◆ **OBJECTIVE**
Using the listing below, extract each line that has the word "WHERE" in it.

◆ **MATERIAL SUPPLIED**
_ _ _ _ _
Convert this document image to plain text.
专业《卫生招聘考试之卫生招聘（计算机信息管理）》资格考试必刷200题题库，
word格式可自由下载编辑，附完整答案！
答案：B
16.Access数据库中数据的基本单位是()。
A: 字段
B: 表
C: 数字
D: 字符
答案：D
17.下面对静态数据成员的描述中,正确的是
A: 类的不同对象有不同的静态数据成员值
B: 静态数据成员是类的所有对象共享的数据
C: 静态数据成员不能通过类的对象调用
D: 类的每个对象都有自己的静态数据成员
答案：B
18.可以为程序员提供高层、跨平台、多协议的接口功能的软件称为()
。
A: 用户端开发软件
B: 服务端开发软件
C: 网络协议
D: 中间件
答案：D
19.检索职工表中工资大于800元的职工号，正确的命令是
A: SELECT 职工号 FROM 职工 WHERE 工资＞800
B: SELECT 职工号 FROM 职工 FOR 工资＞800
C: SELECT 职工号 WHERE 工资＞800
_ _ _ _ _
◆ **SOLUTION FOR THIS EXERCISE**
A: SELECT 职工号 FROM 职工 WHERE 工资＞800
C: SELECT 职工号 WHERE 工资＞800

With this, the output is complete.